== Dataset entries

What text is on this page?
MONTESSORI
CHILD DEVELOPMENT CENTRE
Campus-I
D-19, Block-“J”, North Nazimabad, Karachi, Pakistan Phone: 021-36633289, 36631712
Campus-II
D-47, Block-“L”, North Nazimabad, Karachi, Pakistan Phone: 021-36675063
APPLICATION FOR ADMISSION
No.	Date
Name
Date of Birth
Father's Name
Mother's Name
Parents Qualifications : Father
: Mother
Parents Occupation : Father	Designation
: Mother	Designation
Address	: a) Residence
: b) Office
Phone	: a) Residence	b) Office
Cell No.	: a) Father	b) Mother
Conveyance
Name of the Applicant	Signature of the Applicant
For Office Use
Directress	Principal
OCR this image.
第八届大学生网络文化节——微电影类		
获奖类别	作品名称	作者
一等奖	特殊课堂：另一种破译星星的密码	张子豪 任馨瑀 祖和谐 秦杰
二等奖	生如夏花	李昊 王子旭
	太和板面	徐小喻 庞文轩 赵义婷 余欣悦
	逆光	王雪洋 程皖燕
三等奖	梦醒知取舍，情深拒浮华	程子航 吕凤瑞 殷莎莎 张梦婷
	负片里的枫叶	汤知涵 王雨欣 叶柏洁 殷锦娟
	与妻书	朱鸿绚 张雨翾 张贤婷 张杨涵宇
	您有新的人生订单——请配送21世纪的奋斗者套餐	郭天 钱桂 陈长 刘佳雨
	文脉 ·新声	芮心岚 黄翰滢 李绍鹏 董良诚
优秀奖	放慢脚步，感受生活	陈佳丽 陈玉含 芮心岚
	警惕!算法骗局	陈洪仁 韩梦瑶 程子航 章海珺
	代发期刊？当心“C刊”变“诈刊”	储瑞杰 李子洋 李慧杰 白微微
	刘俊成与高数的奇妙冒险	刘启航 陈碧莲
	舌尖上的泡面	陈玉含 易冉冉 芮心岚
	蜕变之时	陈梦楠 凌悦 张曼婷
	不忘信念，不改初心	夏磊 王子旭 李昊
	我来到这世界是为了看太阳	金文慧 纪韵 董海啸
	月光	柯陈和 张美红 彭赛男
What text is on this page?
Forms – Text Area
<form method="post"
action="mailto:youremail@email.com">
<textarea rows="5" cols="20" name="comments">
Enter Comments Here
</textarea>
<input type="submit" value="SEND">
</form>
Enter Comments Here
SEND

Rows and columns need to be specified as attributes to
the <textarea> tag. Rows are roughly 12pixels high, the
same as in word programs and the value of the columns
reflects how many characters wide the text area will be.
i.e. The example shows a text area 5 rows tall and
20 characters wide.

====

Short problem:
Pull every line containing the word "Father" out of the material and copy it.

Solution to the exercise:
Father's Name
Parents Qualifications : Father
Parents Occupation : Father	Designation
Cell No.	: a) Father	b) Mother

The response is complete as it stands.